#### [Exercise details]
Count lines holding the string "siehe" in the data that follows. Reply with one number only.

·····

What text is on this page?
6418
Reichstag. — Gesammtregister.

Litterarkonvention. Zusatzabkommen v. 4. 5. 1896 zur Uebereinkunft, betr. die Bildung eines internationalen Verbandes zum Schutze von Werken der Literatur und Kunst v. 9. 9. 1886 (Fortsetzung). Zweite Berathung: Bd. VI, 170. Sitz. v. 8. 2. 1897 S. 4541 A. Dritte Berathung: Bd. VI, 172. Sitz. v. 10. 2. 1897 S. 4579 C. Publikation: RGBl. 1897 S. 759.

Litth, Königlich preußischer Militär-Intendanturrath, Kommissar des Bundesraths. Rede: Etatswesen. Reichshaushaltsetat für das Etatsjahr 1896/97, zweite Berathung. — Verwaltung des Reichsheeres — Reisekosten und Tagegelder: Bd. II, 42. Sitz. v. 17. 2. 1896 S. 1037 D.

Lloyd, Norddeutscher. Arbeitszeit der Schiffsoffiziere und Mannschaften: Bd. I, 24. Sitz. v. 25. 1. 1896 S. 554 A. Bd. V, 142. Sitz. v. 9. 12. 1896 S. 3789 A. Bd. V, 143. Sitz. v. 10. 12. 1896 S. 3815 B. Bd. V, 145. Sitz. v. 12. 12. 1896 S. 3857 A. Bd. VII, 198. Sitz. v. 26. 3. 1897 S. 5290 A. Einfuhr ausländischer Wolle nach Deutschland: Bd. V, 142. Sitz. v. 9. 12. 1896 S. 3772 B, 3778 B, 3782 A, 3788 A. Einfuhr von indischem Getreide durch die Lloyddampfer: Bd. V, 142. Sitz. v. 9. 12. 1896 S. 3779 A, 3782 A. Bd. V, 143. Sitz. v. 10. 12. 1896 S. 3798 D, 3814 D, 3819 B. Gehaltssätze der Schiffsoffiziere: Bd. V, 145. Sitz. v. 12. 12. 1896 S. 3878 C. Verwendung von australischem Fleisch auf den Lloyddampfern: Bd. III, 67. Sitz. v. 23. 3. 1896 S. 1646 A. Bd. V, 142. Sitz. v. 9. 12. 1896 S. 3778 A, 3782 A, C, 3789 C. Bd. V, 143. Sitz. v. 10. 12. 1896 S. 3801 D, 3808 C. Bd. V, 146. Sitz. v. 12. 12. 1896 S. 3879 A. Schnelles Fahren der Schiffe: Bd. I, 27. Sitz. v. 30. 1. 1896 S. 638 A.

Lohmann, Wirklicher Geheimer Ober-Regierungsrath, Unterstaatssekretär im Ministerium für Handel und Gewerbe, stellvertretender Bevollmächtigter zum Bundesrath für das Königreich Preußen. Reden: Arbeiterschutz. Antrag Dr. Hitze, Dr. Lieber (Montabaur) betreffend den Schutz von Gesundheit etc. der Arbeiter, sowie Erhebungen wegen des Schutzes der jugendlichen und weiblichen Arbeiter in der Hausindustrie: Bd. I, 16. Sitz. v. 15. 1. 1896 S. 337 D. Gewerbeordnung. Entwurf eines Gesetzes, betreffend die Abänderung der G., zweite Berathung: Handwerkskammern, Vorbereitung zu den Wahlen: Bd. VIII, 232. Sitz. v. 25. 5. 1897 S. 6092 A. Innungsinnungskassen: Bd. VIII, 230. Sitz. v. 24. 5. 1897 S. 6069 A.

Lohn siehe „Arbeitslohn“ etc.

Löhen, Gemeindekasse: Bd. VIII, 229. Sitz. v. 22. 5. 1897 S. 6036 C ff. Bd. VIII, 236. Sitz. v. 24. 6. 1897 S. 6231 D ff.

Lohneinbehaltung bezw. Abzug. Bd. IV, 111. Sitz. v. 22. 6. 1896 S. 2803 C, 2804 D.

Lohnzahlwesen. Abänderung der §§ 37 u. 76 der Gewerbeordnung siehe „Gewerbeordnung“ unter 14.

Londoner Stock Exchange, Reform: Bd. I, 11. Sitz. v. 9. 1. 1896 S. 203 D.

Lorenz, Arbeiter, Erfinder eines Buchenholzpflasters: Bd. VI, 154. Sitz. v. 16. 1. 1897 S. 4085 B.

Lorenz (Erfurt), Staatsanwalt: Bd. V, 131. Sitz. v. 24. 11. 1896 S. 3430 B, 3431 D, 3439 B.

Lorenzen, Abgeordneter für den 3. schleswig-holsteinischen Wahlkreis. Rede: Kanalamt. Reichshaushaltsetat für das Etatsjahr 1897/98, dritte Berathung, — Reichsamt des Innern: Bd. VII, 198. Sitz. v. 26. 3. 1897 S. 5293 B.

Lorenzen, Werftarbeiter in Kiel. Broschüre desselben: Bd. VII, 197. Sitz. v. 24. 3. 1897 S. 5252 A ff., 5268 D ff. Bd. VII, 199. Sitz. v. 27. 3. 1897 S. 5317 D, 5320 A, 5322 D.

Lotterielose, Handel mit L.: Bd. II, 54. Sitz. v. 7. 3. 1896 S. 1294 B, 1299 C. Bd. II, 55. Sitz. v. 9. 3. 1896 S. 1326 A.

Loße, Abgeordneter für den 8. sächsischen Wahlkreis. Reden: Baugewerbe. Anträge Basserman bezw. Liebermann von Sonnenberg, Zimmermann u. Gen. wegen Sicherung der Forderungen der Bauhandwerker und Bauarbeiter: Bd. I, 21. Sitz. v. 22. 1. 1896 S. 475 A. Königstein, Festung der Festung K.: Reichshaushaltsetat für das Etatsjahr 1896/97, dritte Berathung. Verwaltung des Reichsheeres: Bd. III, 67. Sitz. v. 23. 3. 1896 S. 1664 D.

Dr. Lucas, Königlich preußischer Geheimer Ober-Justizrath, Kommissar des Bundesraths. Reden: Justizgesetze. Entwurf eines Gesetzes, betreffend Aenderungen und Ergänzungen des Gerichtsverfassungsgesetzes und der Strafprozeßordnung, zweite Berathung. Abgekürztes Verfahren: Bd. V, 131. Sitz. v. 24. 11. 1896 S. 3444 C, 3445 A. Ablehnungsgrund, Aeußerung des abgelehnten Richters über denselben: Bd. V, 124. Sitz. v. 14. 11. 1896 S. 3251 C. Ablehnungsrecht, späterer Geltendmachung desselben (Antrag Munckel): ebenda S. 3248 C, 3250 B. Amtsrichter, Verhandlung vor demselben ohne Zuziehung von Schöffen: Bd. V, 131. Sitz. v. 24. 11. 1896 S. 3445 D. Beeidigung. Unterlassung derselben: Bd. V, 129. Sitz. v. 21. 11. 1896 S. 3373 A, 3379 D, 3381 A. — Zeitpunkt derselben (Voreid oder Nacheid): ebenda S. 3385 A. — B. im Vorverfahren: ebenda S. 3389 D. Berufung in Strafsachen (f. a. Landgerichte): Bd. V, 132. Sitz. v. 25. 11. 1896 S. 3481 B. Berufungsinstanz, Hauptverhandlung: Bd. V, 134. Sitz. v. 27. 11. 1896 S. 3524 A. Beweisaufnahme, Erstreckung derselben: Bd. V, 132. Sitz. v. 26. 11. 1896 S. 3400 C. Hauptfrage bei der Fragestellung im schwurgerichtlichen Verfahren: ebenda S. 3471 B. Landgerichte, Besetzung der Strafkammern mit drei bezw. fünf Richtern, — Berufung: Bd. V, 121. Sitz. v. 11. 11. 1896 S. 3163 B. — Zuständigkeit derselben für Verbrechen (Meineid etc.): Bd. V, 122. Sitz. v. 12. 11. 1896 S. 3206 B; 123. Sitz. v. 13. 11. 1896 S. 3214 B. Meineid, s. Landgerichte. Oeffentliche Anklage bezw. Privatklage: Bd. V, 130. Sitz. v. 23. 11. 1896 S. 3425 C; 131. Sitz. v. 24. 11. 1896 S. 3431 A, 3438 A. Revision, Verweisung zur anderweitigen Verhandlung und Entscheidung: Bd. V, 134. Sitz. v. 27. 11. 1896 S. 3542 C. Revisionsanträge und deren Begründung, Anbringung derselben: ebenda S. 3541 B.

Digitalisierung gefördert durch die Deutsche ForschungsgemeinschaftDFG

·····

#### [Solved problem]
2